__Exercise directions__: Could you return, word for word, everything from the first line of the entries down to the line containing "bar-texture [685, 505, 701, 944]", with both of those lines included?

Saved entries:
※ ※ ※

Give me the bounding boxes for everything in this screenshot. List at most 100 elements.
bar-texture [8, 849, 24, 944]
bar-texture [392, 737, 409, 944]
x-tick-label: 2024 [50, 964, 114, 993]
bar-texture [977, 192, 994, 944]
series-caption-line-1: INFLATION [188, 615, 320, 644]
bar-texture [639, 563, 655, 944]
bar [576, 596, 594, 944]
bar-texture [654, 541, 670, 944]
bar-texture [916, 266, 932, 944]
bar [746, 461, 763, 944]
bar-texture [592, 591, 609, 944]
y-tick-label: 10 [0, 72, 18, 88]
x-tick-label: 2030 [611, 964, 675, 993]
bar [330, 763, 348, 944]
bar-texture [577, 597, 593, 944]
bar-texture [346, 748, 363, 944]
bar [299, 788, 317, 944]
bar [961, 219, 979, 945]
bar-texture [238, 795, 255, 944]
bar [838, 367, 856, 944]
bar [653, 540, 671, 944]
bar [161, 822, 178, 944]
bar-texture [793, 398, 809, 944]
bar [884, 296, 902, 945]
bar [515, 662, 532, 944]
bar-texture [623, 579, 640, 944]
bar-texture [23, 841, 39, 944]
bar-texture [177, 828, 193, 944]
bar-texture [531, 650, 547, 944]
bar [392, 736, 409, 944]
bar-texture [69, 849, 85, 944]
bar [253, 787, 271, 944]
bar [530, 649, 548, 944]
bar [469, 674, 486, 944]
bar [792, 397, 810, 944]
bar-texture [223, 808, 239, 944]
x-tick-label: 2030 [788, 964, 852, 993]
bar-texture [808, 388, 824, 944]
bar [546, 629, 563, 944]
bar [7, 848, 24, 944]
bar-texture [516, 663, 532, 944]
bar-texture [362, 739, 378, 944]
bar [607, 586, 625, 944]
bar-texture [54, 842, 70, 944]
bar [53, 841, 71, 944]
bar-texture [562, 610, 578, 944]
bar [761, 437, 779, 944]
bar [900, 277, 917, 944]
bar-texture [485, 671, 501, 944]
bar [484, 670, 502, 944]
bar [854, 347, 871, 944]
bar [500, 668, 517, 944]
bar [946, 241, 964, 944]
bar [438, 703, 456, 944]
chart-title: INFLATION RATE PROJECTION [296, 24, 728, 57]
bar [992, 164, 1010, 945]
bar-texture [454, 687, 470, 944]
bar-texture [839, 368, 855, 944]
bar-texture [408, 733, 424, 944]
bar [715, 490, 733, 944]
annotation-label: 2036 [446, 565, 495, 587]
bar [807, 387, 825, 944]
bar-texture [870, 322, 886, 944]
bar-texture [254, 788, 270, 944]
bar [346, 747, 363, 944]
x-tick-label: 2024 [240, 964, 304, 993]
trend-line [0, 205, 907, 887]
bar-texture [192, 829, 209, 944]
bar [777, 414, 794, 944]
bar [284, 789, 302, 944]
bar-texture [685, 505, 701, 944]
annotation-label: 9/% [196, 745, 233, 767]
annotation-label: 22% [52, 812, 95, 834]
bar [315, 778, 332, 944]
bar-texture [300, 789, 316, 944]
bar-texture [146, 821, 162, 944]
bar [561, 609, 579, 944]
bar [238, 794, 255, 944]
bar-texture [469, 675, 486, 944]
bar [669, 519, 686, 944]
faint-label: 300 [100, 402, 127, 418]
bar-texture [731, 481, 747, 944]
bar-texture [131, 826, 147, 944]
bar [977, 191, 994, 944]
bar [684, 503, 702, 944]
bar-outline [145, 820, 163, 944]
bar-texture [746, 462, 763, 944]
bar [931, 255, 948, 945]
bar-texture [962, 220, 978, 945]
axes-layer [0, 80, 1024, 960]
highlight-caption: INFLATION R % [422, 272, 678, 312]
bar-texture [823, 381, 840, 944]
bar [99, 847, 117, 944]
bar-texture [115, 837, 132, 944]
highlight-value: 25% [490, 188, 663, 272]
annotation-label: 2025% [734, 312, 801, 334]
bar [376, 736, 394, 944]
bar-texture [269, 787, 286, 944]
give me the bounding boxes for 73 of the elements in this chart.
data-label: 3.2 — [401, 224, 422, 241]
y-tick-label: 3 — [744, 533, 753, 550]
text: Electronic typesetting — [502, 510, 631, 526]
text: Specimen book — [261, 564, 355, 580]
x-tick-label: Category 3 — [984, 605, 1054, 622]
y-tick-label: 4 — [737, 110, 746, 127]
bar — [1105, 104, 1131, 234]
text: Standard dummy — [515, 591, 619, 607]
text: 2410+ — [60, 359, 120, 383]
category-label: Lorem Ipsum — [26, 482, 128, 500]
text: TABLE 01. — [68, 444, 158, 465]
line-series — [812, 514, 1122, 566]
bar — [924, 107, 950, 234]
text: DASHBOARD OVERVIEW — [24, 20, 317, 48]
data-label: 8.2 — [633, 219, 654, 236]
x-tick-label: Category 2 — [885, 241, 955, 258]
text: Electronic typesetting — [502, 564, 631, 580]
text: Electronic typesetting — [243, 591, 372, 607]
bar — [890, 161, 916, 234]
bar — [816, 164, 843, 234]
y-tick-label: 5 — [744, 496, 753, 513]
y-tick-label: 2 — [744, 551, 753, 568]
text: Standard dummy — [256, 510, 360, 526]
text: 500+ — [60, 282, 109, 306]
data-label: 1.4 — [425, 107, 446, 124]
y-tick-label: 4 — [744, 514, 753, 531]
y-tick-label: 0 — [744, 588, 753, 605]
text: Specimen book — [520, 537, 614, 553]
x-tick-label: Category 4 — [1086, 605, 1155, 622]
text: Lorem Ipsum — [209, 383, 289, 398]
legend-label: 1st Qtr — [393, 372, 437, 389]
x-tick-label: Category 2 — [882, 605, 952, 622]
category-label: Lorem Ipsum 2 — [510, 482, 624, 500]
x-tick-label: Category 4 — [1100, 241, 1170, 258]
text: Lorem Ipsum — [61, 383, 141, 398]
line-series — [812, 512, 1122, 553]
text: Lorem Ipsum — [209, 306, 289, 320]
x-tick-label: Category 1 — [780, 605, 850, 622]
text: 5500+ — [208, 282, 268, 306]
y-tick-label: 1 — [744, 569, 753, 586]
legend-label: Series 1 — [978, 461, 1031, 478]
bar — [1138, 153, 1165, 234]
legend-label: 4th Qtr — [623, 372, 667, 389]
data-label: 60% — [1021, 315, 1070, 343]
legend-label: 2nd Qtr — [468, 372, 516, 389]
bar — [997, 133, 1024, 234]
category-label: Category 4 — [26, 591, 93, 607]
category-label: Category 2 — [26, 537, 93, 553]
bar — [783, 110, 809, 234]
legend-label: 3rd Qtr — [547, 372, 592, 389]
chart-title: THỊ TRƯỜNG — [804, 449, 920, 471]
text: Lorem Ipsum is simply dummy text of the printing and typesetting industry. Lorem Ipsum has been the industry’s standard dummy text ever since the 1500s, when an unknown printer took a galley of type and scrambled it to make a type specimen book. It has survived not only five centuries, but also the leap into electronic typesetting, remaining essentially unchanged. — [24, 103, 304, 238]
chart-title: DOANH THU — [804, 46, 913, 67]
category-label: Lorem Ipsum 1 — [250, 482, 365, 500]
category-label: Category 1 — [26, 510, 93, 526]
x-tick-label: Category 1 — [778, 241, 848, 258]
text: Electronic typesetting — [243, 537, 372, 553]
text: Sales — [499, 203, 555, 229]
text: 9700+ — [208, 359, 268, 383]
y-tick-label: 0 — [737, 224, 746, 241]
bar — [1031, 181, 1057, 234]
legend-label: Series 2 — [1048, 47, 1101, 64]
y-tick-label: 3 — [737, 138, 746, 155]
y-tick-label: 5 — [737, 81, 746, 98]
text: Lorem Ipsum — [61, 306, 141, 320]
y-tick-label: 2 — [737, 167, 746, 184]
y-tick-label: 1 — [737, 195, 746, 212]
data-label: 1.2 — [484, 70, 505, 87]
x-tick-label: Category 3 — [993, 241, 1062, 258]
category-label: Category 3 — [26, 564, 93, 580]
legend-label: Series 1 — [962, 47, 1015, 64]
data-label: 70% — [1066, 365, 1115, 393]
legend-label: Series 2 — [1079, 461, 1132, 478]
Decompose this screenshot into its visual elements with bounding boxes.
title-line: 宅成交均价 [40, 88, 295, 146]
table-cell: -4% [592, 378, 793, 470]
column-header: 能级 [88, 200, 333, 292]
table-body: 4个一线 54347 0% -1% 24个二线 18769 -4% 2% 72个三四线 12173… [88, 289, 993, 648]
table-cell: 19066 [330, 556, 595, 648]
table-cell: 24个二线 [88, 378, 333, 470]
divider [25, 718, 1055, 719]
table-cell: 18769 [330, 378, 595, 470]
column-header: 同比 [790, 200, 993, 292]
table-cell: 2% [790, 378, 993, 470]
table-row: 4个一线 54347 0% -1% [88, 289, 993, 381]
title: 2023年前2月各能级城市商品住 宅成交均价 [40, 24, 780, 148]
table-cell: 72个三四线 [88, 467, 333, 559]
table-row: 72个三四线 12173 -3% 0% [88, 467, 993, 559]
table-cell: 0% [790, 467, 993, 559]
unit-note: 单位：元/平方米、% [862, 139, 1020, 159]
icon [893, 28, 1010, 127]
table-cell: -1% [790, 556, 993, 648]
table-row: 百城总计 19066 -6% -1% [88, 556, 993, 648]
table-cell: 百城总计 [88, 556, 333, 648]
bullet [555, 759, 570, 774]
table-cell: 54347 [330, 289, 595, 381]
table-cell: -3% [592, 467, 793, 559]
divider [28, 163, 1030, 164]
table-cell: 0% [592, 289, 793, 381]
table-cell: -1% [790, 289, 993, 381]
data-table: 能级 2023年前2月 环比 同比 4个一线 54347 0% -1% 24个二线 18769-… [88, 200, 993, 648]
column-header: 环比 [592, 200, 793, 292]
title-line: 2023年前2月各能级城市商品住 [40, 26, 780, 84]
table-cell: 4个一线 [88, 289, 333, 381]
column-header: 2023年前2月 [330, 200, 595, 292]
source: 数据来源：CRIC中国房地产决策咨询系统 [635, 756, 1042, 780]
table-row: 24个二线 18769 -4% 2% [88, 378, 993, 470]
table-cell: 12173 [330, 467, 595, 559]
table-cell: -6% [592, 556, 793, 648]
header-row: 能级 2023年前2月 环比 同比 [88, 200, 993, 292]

※ ※ ※

__Written response__:
Give me the bounding boxes for everything in this screenshot. List at most 100 elements.
bar-texture [8, 849, 24, 944]
bar-texture [392, 737, 409, 944]
x-tick-label: 2024 [50, 964, 114, 993]
bar-texture [977, 192, 994, 944]
series-caption-line-1: INFLATION [188, 615, 320, 644]
bar-texture [639, 563, 655, 944]
bar [576, 596, 594, 944]
bar-texture [654, 541, 670, 944]
bar-texture [916, 266, 932, 944]
bar [746, 461, 763, 944]
bar-texture [592, 591, 609, 944]
y-tick-label: 10 [0, 72, 18, 88]
x-tick-label: 2030 [611, 964, 675, 993]
bar [330, 763, 348, 944]
bar-texture [577, 597, 593, 944]
bar-texture [346, 748, 363, 944]
bar [299, 788, 317, 944]
bar [961, 219, 979, 945]
bar-texture [238, 795, 255, 944]
bar [838, 367, 856, 944]
bar [653, 540, 671, 944]
bar [161, 822, 178, 944]
bar-texture [793, 398, 809, 944]
bar [884, 296, 902, 945]
bar [515, 662, 532, 944]
bar-texture [623, 579, 640, 944]
bar-texture [23, 841, 39, 944]
bar-texture [177, 828, 193, 944]
bar-texture [531, 650, 547, 944]
bar [392, 736, 409, 944]
bar-texture [69, 849, 85, 944]
bar [253, 787, 271, 944]
bar [530, 649, 548, 944]
bar [469, 674, 486, 944]
bar [792, 397, 810, 944]
bar-texture [223, 808, 239, 944]
x-tick-label: 2030 [788, 964, 852, 993]
bar-texture [808, 388, 824, 944]
bar [546, 629, 563, 944]
bar [7, 848, 24, 944]
bar-texture [516, 663, 532, 944]
bar-texture [362, 739, 378, 944]
bar [607, 586, 625, 944]
bar-texture [54, 842, 70, 944]
bar [53, 841, 71, 944]
bar-texture [562, 610, 578, 944]
bar [761, 437, 779, 944]
bar [900, 277, 917, 944]
bar-texture [485, 671, 501, 944]
bar [484, 670, 502, 944]
bar [854, 347, 871, 944]
bar [500, 668, 517, 944]
bar [946, 241, 964, 944]
bar [438, 703, 456, 944]
chart-title: INFLATION RATE PROJECTION [296, 24, 728, 57]
bar [992, 164, 1010, 945]
bar-texture [454, 687, 470, 944]
bar-texture [839, 368, 855, 944]
bar-texture [408, 733, 424, 944]
bar [715, 490, 733, 944]
annotation-label: 2036 [446, 565, 495, 587]
bar [807, 387, 825, 944]
bar-texture [870, 322, 886, 944]
bar-texture [254, 788, 270, 944]
bar [346, 747, 363, 944]
x-tick-label: 2024 [240, 964, 304, 993]
trend-line [0, 205, 907, 887]
bar-texture [192, 829, 209, 944]
bar [777, 414, 794, 944]
bar [284, 789, 302, 944]
bar-texture [685, 505, 701, 944]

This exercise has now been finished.